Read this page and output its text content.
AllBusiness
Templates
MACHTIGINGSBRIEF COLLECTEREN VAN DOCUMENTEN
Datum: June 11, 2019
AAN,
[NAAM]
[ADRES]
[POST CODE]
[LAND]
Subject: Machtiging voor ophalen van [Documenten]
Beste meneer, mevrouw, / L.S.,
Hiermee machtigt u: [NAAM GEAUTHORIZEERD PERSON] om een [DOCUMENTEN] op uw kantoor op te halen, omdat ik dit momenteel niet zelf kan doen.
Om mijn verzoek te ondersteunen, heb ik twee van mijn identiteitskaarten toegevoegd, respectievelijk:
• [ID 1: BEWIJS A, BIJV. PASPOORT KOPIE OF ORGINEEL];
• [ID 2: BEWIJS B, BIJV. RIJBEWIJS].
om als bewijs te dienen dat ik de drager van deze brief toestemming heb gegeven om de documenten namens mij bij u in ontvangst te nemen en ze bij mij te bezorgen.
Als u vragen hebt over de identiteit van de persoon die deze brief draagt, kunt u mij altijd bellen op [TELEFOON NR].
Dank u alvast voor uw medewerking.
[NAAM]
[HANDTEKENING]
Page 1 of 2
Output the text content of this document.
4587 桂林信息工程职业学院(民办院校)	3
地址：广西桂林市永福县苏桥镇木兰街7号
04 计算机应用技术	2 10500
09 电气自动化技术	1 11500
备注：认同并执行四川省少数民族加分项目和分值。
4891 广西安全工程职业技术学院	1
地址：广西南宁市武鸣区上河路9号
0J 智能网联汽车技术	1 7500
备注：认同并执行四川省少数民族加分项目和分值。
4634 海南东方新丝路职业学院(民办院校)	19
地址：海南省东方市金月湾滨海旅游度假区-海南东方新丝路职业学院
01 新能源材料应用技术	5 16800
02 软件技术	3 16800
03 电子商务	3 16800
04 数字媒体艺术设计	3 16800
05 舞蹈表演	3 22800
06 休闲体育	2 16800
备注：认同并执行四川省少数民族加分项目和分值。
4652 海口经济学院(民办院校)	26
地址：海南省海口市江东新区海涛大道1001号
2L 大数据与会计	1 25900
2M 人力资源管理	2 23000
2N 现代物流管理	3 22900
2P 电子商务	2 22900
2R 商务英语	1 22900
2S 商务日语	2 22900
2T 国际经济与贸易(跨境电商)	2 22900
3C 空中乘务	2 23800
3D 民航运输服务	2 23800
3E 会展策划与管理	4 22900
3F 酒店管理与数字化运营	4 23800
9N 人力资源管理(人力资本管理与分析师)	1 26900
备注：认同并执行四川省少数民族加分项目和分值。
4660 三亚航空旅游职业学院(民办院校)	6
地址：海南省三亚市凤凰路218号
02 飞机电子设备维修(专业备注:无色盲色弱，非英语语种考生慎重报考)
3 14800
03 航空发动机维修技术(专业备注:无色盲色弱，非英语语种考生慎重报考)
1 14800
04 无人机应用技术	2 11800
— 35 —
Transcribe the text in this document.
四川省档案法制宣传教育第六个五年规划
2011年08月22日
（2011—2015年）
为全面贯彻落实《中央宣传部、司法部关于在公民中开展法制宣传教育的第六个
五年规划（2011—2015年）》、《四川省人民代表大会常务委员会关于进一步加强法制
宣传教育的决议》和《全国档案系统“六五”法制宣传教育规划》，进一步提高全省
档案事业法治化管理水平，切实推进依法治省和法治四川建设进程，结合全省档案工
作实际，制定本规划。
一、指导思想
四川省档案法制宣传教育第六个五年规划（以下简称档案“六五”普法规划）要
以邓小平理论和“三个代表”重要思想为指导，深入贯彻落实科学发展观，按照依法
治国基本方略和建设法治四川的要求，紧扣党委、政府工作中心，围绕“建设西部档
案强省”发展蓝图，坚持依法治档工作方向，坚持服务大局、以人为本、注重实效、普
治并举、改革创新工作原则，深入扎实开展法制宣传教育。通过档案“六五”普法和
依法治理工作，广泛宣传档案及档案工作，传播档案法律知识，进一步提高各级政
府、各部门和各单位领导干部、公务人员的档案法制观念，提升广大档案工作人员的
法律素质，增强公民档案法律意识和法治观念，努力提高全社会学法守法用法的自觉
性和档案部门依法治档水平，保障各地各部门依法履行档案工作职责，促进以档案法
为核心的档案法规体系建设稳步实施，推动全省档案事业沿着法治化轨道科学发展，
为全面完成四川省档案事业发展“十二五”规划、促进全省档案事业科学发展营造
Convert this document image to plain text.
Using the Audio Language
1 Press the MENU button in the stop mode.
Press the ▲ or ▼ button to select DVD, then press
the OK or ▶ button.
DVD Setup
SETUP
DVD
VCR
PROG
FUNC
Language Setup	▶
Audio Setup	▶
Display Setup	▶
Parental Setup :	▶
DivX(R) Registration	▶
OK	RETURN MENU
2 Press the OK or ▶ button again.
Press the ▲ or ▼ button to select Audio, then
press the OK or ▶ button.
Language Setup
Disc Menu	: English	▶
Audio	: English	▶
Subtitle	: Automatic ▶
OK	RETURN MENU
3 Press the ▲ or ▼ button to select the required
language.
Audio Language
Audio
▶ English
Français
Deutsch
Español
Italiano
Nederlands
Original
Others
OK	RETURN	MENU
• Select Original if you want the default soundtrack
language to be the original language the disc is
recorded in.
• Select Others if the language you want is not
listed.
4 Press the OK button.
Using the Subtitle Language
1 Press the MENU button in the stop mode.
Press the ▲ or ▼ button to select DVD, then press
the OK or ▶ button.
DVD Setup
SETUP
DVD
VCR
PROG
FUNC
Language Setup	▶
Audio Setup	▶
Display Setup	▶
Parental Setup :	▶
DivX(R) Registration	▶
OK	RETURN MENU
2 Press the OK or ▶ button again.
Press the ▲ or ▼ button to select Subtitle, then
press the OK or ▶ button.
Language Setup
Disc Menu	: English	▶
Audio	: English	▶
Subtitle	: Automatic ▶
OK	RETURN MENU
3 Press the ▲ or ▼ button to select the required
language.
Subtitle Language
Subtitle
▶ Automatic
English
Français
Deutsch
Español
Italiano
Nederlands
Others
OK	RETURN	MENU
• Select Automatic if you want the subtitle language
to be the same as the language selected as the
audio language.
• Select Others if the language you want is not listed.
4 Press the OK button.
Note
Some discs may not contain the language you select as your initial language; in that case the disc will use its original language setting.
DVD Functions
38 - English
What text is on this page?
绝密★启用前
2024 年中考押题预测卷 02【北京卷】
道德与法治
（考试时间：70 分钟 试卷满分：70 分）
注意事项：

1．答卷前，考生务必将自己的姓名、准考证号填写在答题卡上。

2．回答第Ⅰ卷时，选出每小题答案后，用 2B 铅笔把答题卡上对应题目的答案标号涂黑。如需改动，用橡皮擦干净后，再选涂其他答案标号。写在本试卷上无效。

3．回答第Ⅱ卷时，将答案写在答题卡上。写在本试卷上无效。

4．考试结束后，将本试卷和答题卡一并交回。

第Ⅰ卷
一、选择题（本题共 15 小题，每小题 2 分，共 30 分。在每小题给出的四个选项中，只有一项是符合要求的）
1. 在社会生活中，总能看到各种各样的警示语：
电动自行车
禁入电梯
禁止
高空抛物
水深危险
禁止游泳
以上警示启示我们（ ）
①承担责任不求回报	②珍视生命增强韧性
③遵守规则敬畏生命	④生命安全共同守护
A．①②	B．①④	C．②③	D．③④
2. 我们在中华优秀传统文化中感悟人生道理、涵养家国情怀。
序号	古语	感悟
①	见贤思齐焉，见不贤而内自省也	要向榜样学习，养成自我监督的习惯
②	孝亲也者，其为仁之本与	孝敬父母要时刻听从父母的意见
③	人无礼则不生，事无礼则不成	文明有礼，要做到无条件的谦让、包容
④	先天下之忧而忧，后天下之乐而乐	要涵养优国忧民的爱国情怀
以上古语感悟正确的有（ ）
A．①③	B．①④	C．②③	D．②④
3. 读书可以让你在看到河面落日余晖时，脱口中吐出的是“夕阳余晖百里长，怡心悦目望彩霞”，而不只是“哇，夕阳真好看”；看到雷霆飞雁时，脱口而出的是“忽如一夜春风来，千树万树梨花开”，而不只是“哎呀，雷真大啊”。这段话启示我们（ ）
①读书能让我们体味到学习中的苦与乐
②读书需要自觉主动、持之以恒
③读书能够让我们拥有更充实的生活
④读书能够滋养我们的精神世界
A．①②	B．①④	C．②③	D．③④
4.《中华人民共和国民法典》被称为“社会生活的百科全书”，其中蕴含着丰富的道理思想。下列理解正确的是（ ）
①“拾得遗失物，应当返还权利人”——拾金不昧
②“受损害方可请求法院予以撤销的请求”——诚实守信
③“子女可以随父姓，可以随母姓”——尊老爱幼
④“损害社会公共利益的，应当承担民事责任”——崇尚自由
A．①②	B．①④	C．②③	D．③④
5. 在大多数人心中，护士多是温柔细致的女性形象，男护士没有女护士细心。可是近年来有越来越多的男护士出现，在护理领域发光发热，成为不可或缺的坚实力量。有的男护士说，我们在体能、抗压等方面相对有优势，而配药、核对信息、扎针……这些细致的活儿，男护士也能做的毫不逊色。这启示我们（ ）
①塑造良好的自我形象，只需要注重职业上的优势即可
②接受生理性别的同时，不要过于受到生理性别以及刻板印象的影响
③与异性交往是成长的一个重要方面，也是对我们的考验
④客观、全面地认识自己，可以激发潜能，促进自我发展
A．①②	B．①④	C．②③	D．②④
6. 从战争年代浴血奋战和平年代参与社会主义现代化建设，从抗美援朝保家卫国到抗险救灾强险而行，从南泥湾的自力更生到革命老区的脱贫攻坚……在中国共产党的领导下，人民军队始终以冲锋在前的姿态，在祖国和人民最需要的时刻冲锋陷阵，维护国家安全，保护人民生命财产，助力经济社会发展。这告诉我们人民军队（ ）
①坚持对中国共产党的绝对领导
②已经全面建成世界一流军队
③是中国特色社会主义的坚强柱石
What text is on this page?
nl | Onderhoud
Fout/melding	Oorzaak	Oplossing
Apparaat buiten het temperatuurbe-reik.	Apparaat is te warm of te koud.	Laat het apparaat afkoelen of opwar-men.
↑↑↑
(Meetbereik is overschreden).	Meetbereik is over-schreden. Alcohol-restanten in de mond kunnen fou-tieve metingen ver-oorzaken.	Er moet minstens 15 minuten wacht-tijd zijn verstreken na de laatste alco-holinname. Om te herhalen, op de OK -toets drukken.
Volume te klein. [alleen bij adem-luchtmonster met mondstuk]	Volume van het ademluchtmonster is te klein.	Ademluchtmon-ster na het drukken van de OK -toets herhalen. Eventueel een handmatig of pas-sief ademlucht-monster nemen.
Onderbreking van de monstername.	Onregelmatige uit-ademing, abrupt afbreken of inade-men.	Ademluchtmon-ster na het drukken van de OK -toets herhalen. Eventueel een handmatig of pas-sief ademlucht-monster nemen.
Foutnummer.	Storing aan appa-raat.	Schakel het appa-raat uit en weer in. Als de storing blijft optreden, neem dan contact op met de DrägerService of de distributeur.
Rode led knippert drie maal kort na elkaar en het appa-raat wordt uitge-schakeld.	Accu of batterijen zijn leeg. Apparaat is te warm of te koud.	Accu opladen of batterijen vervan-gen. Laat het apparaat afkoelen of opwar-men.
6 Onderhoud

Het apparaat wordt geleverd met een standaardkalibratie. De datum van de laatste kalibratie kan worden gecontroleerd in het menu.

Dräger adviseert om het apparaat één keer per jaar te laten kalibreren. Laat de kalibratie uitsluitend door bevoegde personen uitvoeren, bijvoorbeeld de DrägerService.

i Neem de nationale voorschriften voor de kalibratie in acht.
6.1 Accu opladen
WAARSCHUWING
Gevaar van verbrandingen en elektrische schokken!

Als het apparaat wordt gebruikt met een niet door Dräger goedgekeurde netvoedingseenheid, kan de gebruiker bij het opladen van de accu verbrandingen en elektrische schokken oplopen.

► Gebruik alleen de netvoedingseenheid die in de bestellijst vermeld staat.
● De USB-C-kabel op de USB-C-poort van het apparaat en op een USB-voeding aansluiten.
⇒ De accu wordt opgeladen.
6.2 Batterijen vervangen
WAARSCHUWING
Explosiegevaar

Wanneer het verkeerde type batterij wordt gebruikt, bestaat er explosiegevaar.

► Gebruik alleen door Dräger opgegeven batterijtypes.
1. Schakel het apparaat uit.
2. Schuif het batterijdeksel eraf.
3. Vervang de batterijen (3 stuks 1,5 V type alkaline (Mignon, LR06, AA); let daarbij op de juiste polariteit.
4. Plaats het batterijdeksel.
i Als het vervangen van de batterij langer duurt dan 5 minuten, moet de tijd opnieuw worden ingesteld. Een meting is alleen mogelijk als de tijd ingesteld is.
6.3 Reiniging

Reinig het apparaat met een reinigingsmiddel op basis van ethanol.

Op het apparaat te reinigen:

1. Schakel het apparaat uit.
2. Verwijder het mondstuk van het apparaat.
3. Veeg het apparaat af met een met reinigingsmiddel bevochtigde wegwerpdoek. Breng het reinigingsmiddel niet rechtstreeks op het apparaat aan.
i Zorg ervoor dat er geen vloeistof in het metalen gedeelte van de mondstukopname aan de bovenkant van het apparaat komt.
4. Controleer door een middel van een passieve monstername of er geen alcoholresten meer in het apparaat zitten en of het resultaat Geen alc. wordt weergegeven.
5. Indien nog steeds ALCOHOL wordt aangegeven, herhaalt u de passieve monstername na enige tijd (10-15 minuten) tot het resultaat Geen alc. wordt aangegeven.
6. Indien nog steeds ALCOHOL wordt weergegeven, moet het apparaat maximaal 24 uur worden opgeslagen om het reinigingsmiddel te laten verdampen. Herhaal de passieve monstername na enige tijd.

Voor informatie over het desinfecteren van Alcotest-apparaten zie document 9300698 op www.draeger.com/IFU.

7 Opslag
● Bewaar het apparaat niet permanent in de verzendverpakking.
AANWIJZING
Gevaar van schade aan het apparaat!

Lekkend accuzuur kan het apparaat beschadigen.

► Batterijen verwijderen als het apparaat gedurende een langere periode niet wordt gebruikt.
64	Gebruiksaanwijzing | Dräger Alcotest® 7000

- - -

# Exercise aim:
Track down every line with the word "passieve" and copy it.

# Answer:
4. Controleer door een middel van een passieve monstername of er geen alcoholresten meer in het apparaat zitten en of het resultaat Geen alc. wordt weergegeven.
5. Indien nog steeds ALCOHOL wordt aangegeven, herhaalt u de passieve monstername na enige tijd (10-15 minuten) tot het resultaat Geen alc. wordt aangegeven.
6. Indien nog steeds ALCOHOL wordt weergegeven, moet het apparaat maximaal 24 uur worden opgeslagen om het reinigingsmiddel te laten verdampen. Herhaal de passieve monstername na enige tijd.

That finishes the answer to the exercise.